DIRECTIONS: Filter the entries below, keeping every line that has the word "subfolder".

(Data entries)
-=-=-=-=-
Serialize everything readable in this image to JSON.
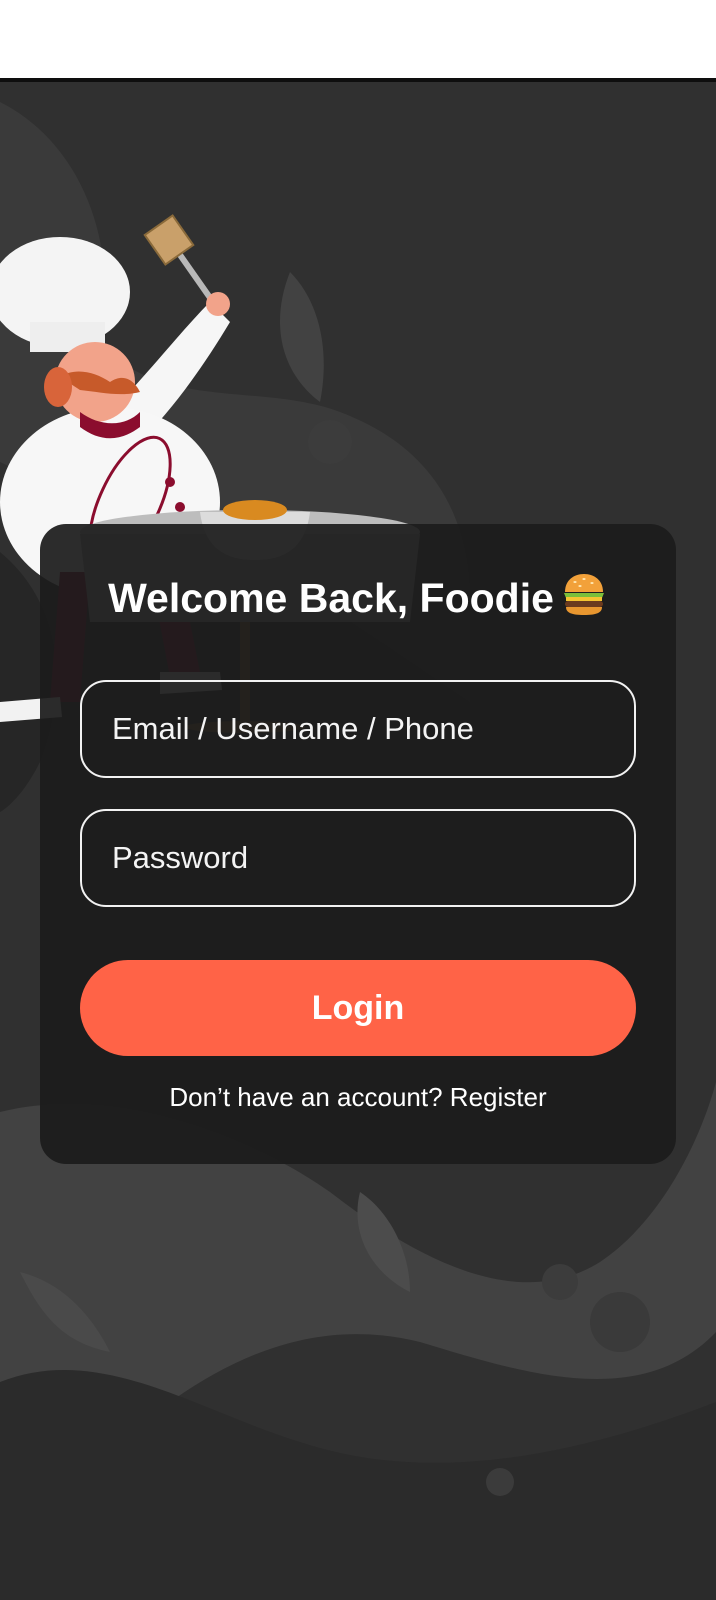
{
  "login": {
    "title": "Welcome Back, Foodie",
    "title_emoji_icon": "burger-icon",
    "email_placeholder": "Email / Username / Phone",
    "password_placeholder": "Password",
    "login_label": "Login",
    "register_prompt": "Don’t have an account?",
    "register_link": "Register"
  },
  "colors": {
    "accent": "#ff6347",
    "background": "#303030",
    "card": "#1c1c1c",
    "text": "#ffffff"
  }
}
-=-=-=-=-
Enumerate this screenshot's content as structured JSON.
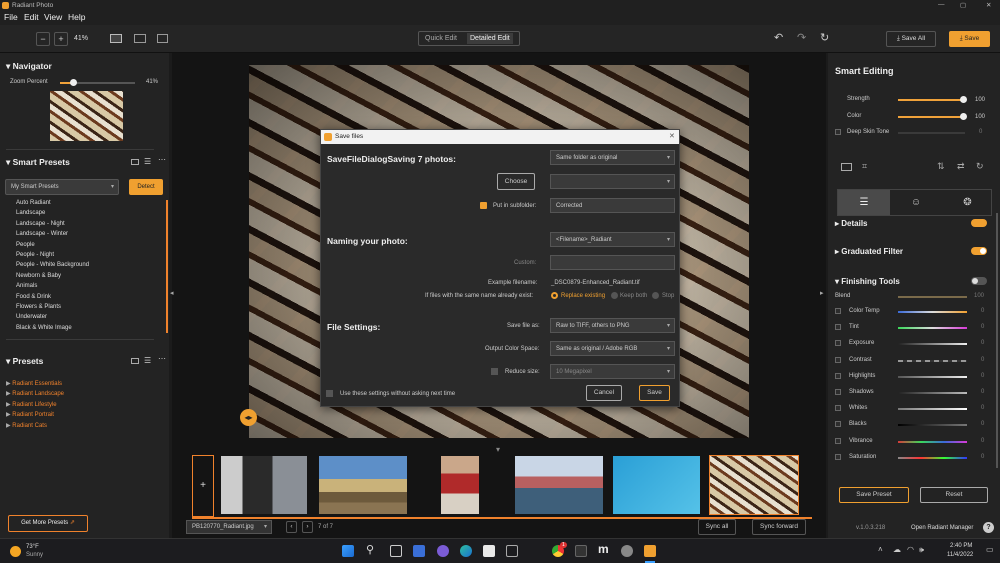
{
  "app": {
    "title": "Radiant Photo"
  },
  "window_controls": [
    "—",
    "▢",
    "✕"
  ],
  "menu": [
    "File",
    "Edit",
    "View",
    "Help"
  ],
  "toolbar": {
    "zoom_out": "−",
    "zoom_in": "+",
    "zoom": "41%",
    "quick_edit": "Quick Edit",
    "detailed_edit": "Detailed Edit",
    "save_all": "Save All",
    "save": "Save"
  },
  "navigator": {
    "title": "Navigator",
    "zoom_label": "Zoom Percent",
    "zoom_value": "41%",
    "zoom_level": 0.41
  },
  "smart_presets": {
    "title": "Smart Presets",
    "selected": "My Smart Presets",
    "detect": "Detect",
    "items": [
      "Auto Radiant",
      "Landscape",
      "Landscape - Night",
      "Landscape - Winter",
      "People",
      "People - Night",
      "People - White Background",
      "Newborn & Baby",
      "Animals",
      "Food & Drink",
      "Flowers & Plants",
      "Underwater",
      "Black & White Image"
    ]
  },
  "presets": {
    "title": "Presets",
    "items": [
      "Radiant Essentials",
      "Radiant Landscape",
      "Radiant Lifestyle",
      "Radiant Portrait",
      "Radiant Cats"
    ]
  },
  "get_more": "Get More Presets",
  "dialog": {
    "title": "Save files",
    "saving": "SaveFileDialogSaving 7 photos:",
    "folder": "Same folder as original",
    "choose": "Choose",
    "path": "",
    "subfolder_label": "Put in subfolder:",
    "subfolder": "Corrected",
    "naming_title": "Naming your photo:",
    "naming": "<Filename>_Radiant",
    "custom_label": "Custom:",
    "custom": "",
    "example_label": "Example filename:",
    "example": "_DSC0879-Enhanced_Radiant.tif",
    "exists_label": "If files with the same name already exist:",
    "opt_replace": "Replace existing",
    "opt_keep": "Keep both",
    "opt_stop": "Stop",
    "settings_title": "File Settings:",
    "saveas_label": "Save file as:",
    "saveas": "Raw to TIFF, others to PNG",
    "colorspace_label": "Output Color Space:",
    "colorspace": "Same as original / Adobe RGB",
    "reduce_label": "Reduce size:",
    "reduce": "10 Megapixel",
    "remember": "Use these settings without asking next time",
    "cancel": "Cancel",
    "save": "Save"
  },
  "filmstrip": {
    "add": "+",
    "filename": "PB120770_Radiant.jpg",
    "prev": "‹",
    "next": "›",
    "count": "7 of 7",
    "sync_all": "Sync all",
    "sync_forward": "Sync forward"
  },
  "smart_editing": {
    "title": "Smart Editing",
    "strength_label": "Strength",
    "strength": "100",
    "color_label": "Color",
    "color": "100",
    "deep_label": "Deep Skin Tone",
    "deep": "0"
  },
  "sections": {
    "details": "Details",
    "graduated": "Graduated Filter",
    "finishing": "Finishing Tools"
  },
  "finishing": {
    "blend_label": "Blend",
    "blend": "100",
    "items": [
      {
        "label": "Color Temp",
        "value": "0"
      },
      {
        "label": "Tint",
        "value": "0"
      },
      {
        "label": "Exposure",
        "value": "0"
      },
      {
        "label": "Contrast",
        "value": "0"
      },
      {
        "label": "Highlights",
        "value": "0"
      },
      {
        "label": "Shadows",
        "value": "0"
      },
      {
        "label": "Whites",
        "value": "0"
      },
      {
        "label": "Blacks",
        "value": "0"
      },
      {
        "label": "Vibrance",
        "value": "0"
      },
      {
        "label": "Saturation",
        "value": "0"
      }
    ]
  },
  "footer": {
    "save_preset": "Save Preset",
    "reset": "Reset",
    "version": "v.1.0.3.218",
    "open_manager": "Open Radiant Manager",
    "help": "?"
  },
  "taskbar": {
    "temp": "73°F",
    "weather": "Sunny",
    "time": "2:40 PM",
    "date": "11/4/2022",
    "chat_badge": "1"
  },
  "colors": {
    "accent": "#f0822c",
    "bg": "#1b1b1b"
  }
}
-=-=-=-=-
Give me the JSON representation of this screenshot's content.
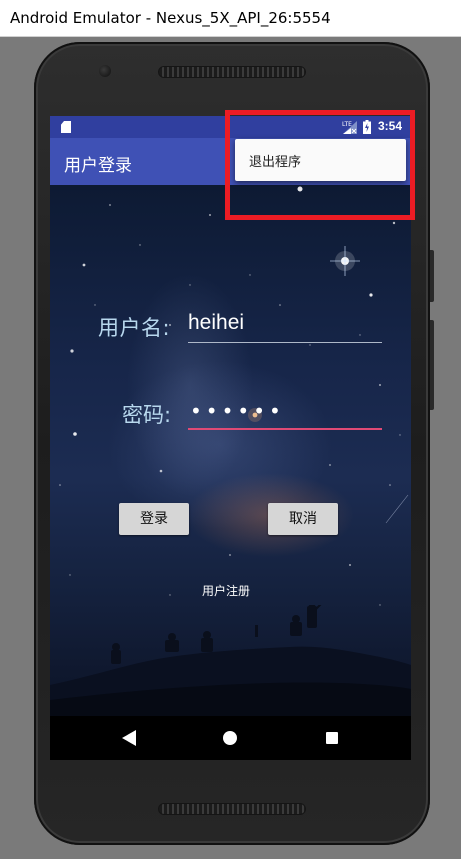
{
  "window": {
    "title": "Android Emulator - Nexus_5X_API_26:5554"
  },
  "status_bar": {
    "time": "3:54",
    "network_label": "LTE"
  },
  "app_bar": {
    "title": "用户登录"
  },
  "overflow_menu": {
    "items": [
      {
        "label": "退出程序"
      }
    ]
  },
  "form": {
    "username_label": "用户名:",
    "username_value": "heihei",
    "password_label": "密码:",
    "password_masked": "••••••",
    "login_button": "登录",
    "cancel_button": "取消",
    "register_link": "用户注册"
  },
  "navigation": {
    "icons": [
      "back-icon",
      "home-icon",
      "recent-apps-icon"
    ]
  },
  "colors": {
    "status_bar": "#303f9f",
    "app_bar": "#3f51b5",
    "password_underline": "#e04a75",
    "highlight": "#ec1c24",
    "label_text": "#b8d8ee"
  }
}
-=-=-=-=-
FINISHED ANSWER:
    "subfolder_label": "Put in subfolder:",
    "subfolder": "Corrected",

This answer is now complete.